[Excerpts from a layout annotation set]
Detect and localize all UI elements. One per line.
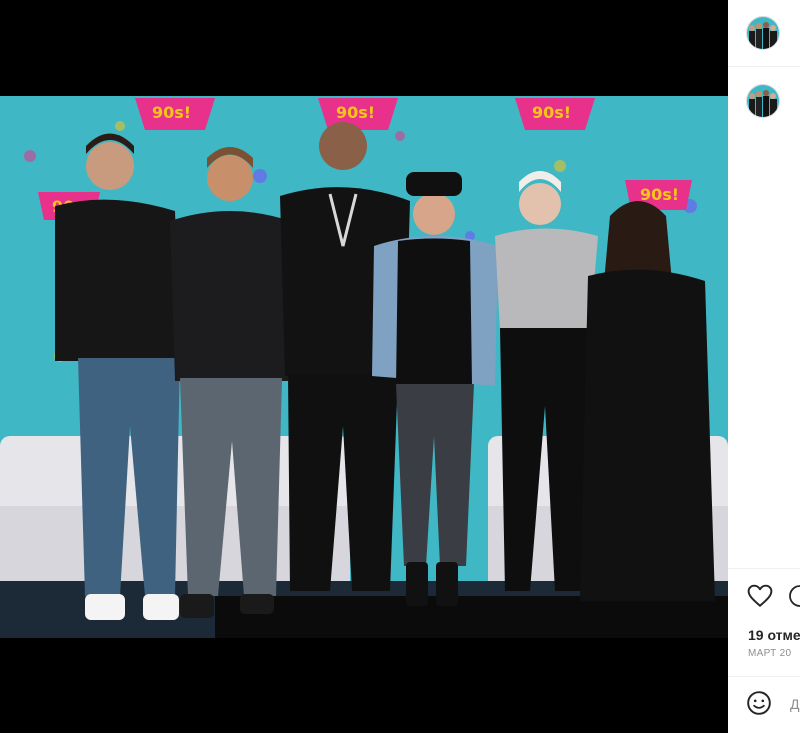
actions-divider [728,568,800,569]
author-avatar[interactable] [746,16,780,50]
header-divider [728,66,800,67]
comment-icon[interactable] [788,584,800,608]
post-sidebar: 19 отме МАРТ 20 Д [728,0,800,733]
svg-text:90s!: 90s! [640,185,679,204]
post-date[interactable]: МАРТ 20 [748,648,791,659]
caption-avatar[interactable] [746,84,780,118]
comment-divider [728,676,800,677]
banner-logo: 90s! [152,103,191,122]
heart-icon[interactable] [747,584,773,608]
svg-text:90s!: 90s! [336,103,375,122]
post-photo[interactable]: 90s! 90s! 90s! 90s! 90s! [0,96,728,638]
post-media: 90s! 90s! 90s! 90s! 90s! [0,0,728,733]
likes-count[interactable]: 19 отме [748,627,800,643]
comment-input[interactable]: Д [790,696,799,712]
smiley-icon[interactable] [746,690,772,716]
svg-text:90s!: 90s! [532,103,571,122]
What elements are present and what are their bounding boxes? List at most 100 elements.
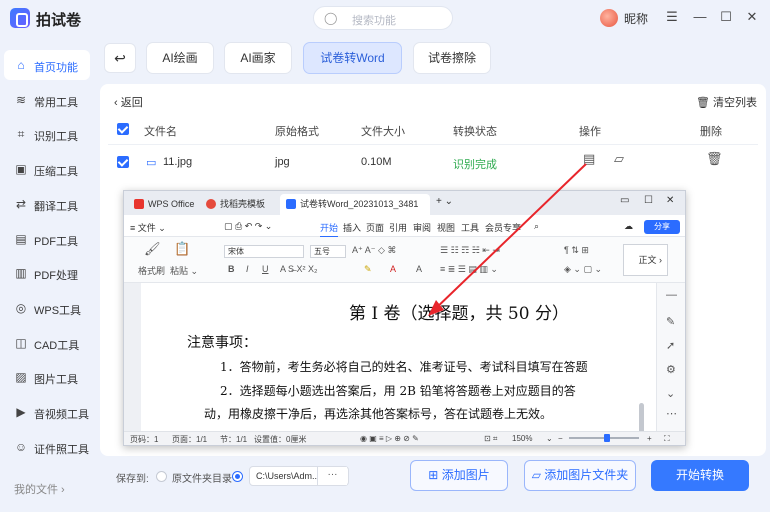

◆ SHORT PROBLEM
Recast every line of the rows above as a Markdown table with the columns "No." and "Line," numbering each line and leaving out blank lines. Omit the pictures.

◆ RESPONSE TO THE TASK
| No. | Line |
|---|---|
| 1 | Detect and localize all UI elements. One per line. |
| 2 | actions-divider [728,568,800,569] |
| 3 | author-avatar[interactable] [746,16,780,50] |
| 4 | header-divider [728,66,800,67] |
| 5 | comment-icon[interactable] [788,584,800,608] |
| 6 | post-sidebar: 19 отме МАРТ 20 Д [728,0,800,733] |
| 7 | svg-text:90s!: 90s! [640,185,679,204] |
| 8 | post-date[interactable]: МАРТ 20 [748,648,791,659] |
| 9 | caption-avatar[interactable] [746,84,780,118] |
| 10 | comment-divider [728,676,800,677] |
| 11 | banner-logo: 90s! [152,103,191,122] |
| 12 | heart-icon[interactable] [747,584,773,608] |
| 13 | svg-text:90s!: 90s! [336,103,375,122] |
| 14 | post-photo[interactable]: 90s! 90s! 90s! 90s! 90s! [0,96,728,638] |
| 15 | post-media: 90s! 90s! 90s! 90s! 90s! [0,0,728,733] |
| 16 | likes-count[interactable]: 19 отме [748,627,800,643] |
| 17 | comment-input[interactable]: Д [790,696,799,712] |
| 18 | smiley-icon[interactable] [746,690,772,716] |
| 19 | svg-text:90s!: 90s! [532,103,571,122] |
| 20 | What elements are present and what are their bounding boxes? List at most 100 elements. |